** Start of Given records **

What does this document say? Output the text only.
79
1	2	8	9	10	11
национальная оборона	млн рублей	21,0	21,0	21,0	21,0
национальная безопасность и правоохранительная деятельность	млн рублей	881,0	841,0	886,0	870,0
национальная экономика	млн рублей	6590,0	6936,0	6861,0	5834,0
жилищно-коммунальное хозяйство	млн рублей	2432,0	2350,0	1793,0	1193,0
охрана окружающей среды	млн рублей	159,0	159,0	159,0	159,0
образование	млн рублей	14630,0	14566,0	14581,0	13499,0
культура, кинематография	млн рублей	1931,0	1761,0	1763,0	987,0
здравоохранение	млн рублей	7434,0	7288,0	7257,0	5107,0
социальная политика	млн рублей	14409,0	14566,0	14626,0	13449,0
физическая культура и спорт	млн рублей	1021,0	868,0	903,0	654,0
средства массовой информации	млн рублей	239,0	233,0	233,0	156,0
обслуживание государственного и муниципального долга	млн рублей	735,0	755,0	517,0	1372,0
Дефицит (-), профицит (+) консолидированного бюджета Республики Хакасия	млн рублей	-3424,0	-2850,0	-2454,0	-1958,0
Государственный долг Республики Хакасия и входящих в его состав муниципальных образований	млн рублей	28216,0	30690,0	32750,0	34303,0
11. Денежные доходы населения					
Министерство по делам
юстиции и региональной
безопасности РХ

** End of Given records **

**What is expected:** What is the number of lines in the records that contain "Республики"? Give that number only.

**Output for this exercise:** 2